▶ [EXERCISE BRIEF]: Leaving out all images, write out the records that follow exactly.

▶ [EXTRACTED DATA]:
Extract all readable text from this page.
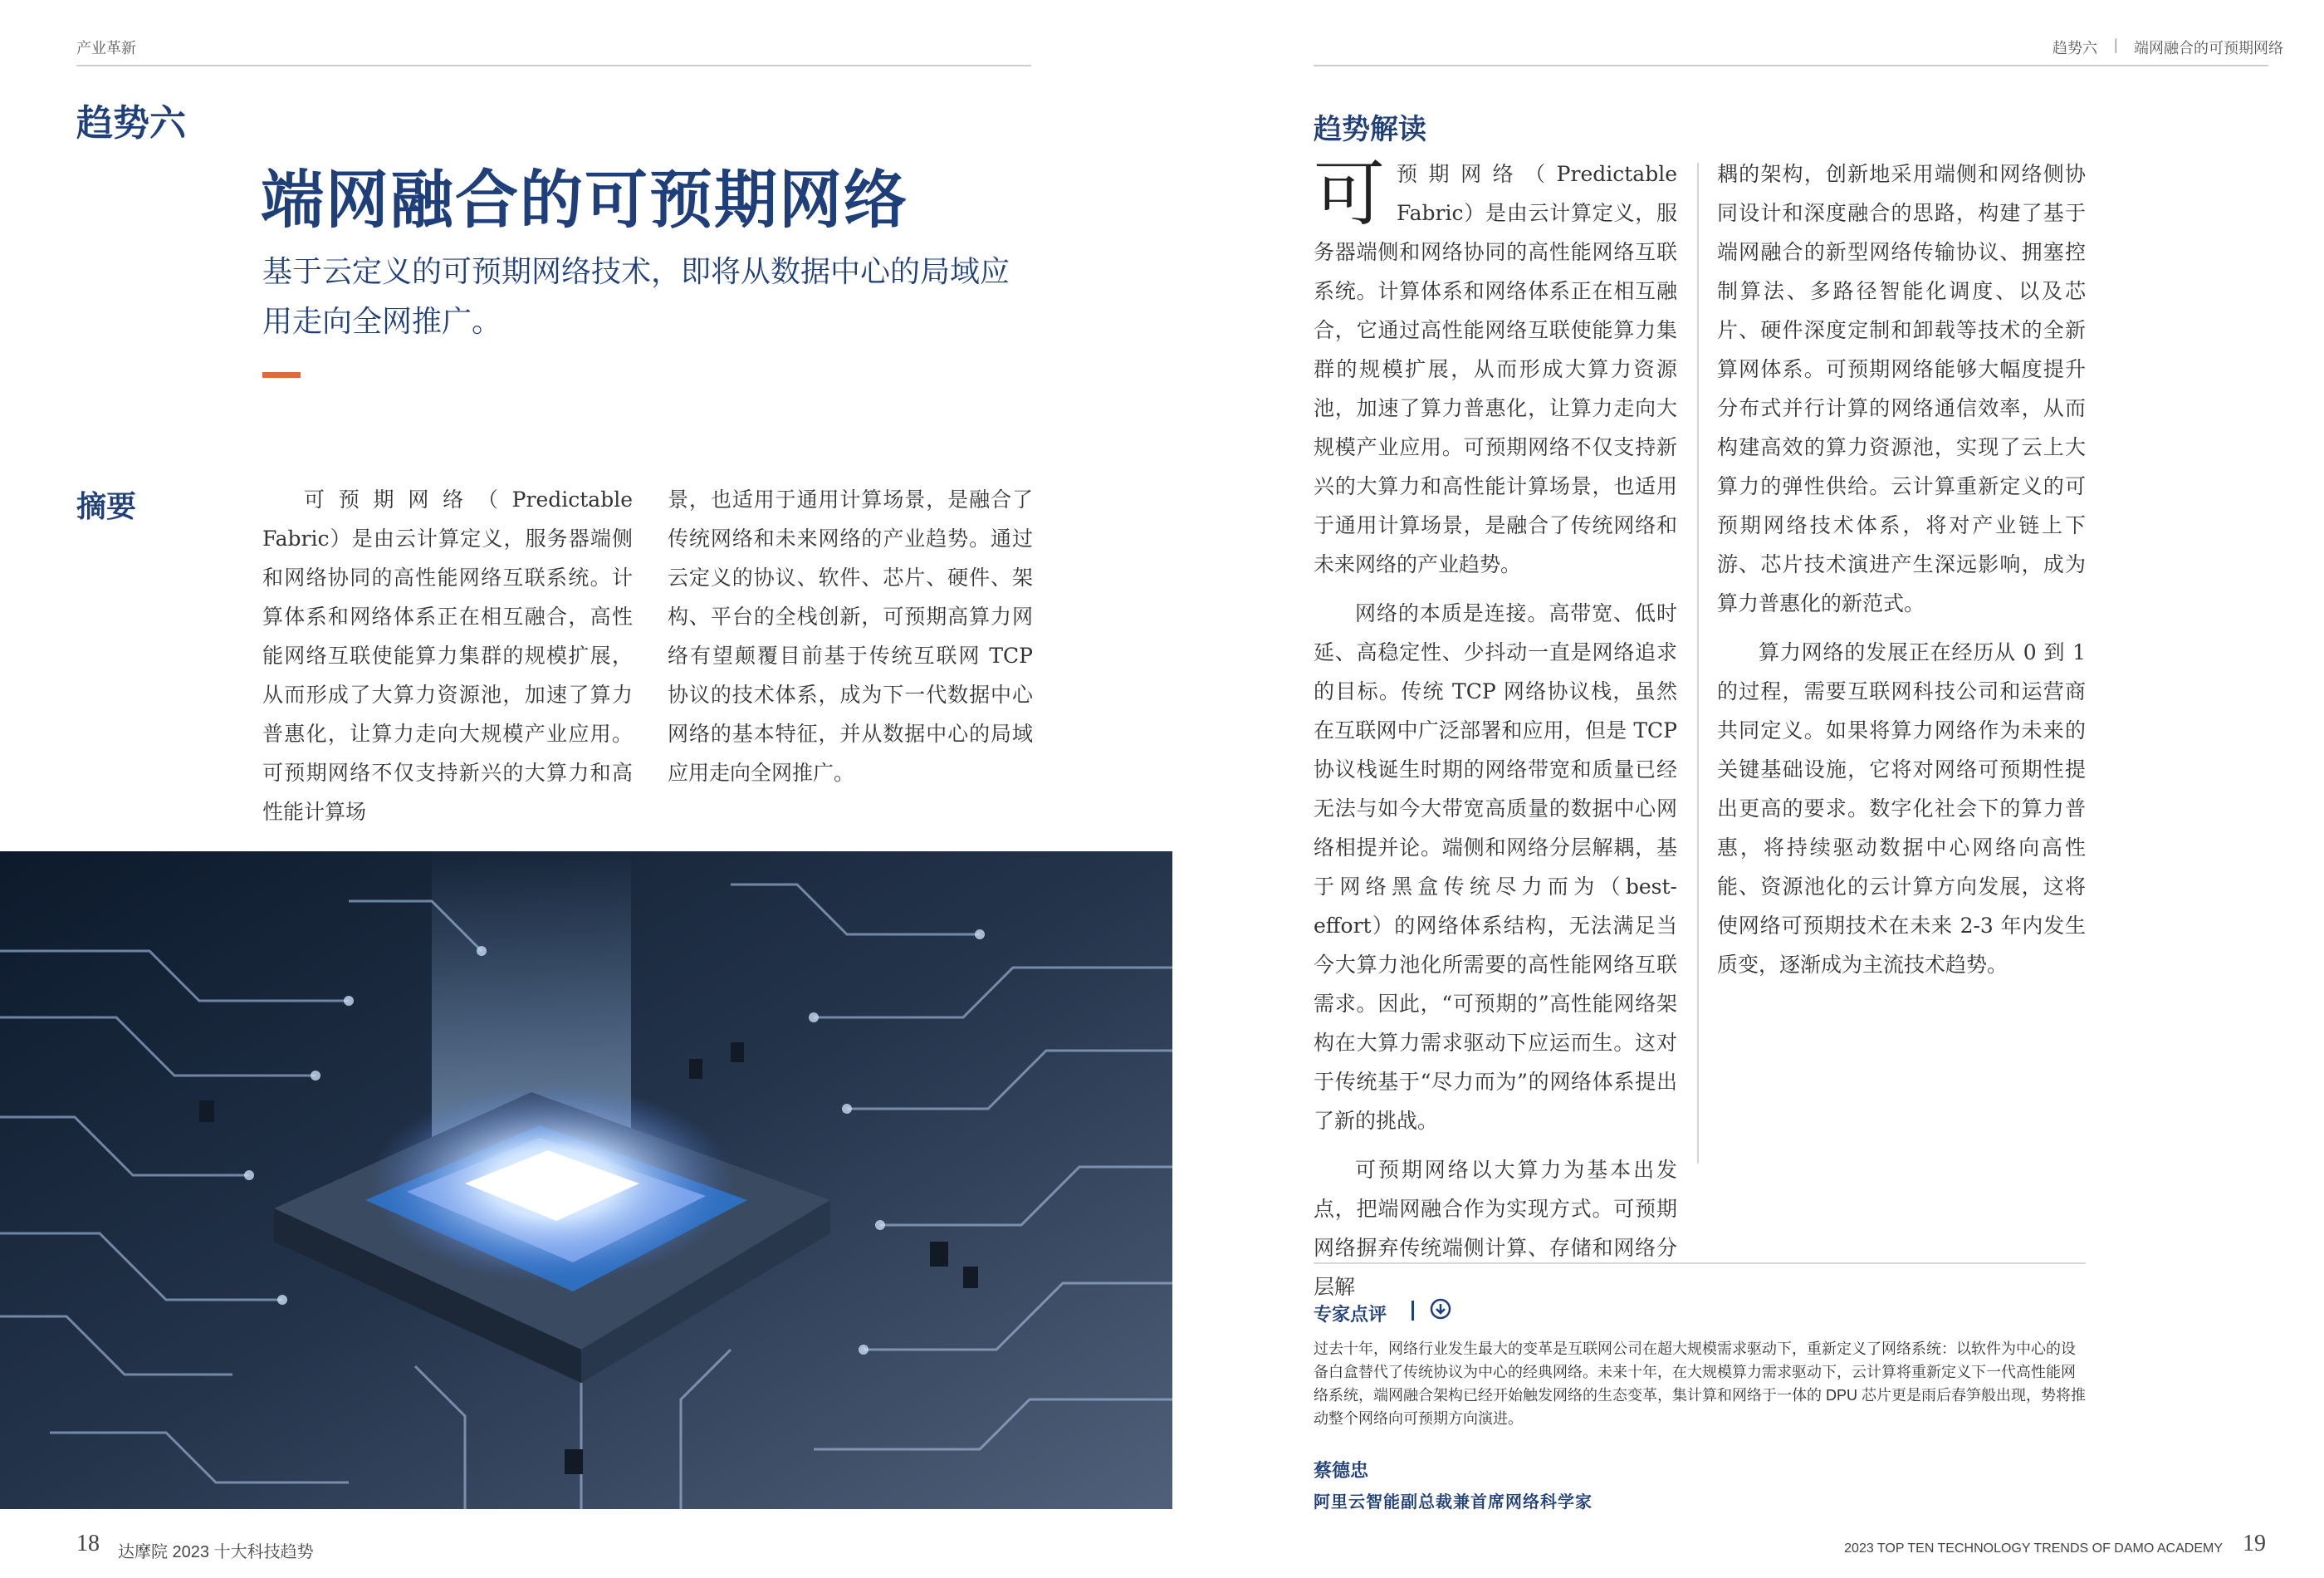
产业革新	趋势六 | 端网融合的可预期网络
趋势六
端网融合的可预期网络
基于云定义的可预期网络技术，即将从数据中心的局域应用走向全网推广。
摘要	可预期网络（Predictable Fabric）是由云计算定义，服务器端侧和网络协同的高性能网络互联系统。计算体系和网络体系正在相互融合，高性能网络互联使能算力集群的规模扩展，从而形成了大算力资源池，加速了算力普惠化，让算力走向大规模产业应用。可预期网络不仅支持新兴的大算力和高性能计算场

景，也适用于通用计算场景，是融合了传统网络和未来网络的产业趋势。通过云定义的协议、软件、芯片、硬件、架构、平台的全栈创新，可预期高算力网络有望颠覆目前基于传统互联网 TCP 协议的技术体系，成为下一代数据中心网络的基本特征，并从数据中心的局域应用走向全网推广。

趋势解读

可 预期网络（Predictable Fabric）是由云计算定义，服务器端侧和网络协同的高性能网络互联系统。计算体系和网络体系正在相互融合，它通过高性能网络互联使能算力集群的规模扩展，从而形成大算力资源池，加速了算力普惠化，让算力走向大规模产业应用。可预期网络不仅支持新兴的大算力和高性能计算场景，也适用于通用计算场景，是融合了传统网络和未来网络的产业趋势。

网络的本质是连接。高带宽、低时延、高稳定性、少抖动一直是网络追求的目标。传统 TCP 网络协议栈，虽然在互联网中广泛部署和应用，但是 TCP 协议栈诞生时期的网络带宽和质量已经无法与如今大带宽高质量的数据中心网络相提并论。端侧和网络分层解耦，基于网络黑盒传统尽力而为（best-effort）的网络体系结构，无法满足当今大算力池化所需要的高性能网络互联需求。因此，“可预期的”高性能网络架构在大算力需求驱动下应运而生。这对于传统基于“尽力而为”的网络体系提出了新的挑战。

可预期网络以大算力为基本出发点，把端网融合作为实现方式。可预期网络摒弃传统端侧计算、存储和网络分层解

耦的架构，创新地采用端侧和网络侧协同设计和深度融合的思路，构建了基于端网融合的新型网络传输协议、拥塞控制算法、多路径智能化调度、以及芯片、硬件深度定制和卸载等技术的全新算网体系。可预期网络能够大幅度提升分布式并行计算的网络通信效率，从而构建高效的算力资源池，实现了云上大算力的弹性供给。云计算重新定义的可预期网络技术体系，将对产业链上下游、芯片技术演进产生深远影响，成为算力普惠化的新范式。

算力网络的发展正在经历从 0 到 1 的过程，需要互联网科技公司和运营商共同定义。如果将算力网络作为未来的关键基础设施，它将对网络可预期性提出更高的要求。数字化社会下的算力普惠，将持续驱动数据中心网络向高性能、资源池化的云计算方向发展，这将使网络可预期技术在未来 2-3 年内发生质变，逐渐成为主流技术趋势。

专家点评
过去十年，网络行业发生最大的变革是互联网公司在超大规模需求驱动下，重新定义了网络系统：以软件为中心的设备白盒替代了传统协议为中心的经典网络。未来十年，在大规模算力需求驱动下，云计算将重新定义下一代高性能网络系统，端网融合架构已经开始触发网络的生态变革，集计算和网络于一体的 DPU 芯片更是雨后春笋般出现，势将推动整个网络向可预期方向演进。
蔡德忠
阿里云智能副总裁兼首席网络科学家
18 达摩院 2023 十大科技趋势	2023 TOP TEN TECHNOLOGY TRENDS OF DAMO ACADEMY 19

▶ [FINISHED ANSWER]:
Extract all readable text from this page.
产业革新	趋势六 | 端网融合的可预期网络
趋势六
端网融合的可预期网络
基于云定义的可预期网络技术，即将从数据中心的局域应用走向全网推广。
摘要	可预期网络（Predictable Fabric）是由云计算定义，服务器端侧和网络协同的高性能网络互联系统。计算体系和网络体系正在相互融合，高性能网络互联使能算力集群的规模扩展，从而形成了大算力资源池，加速了算力普惠化，让算力走向大规模产业应用。可预期网络不仅支持新兴的大算力和高性能计算场

景，也适用于通用计算场景，是融合了传统网络和未来网络的产业趋势。通过云定义的协议、软件、芯片、硬件、架构、平台的全栈创新，可预期高算力网络有望颠覆目前基于传统互联网 TCP 协议的技术体系，成为下一代数据中心网络的基本特征，并从数据中心的局域应用走向全网推广。

趋势解读

可 预期网络（Predictable Fabric）是由云计算定义，服务器端侧和网络协同的高性能网络互联系统。计算体系和网络体系正在相互融合，它通过高性能网络互联使能算力集群的规模扩展，从而形成大算力资源池，加速了算力普惠化，让算力走向大规模产业应用。可预期网络不仅支持新兴的大算力和高性能计算场景，也适用于通用计算场景，是融合了传统网络和未来网络的产业趋势。

网络的本质是连接。高带宽、低时延、高稳定性、少抖动一直是网络追求的目标。传统 TCP 网络协议栈，虽然在互联网中广泛部署和应用，但是 TCP 协议栈诞生时期的网络带宽和质量已经无法与如今大带宽高质量的数据中心网络相提并论。端侧和网络分层解耦，基于网络黑盒传统尽力而为（best-effort）的网络体系结构，无法满足当今大算力池化所需要的高性能网络互联需求。因此，“可预期的”高性能网络架构在大算力需求驱动下应运而生。这对于传统基于“尽力而为”的网络体系提出了新的挑战。

可预期网络以大算力为基本出发点，把端网融合作为实现方式。可预期网络摒弃传统端侧计算、存储和网络分层解

耦的架构，创新地采用端侧和网络侧协同设计和深度融合的思路，构建了基于端网融合的新型网络传输协议、拥塞控制算法、多路径智能化调度、以及芯片、硬件深度定制和卸载等技术的全新算网体系。可预期网络能够大幅度提升分布式并行计算的网络通信效率，从而构建高效的算力资源池，实现了云上大算力的弹性供给。云计算重新定义的可预期网络技术体系，将对产业链上下游、芯片技术演进产生深远影响，成为算力普惠化的新范式。

算力网络的发展正在经历从 0 到 1 的过程，需要互联网科技公司和运营商共同定义。如果将算力网络作为未来的关键基础设施，它将对网络可预期性提出更高的要求。数字化社会下的算力普惠，将持续驱动数据中心网络向高性能、资源池化的云计算方向发展，这将使网络可预期技术在未来 2-3 年内发生质变，逐渐成为主流技术趋势。

专家点评
过去十年，网络行业发生最大的变革是互联网公司在超大规模需求驱动下，重新定义了网络系统：以软件为中心的设备白盒替代了传统协议为中心的经典网络。未来十年，在大规模算力需求驱动下，云计算将重新定义下一代高性能网络系统，端网融合架构已经开始触发网络的生态变革，集计算和网络于一体的 DPU 芯片更是雨后春笋般出现，势将推动整个网络向可预期方向演进。
蔡德忠
阿里云智能副总裁兼首席网络科学家
18 达摩院 2023 十大科技趋势	2023 TOP TEN TECHNOLOGY TRENDS OF DAMO ACADEMY 19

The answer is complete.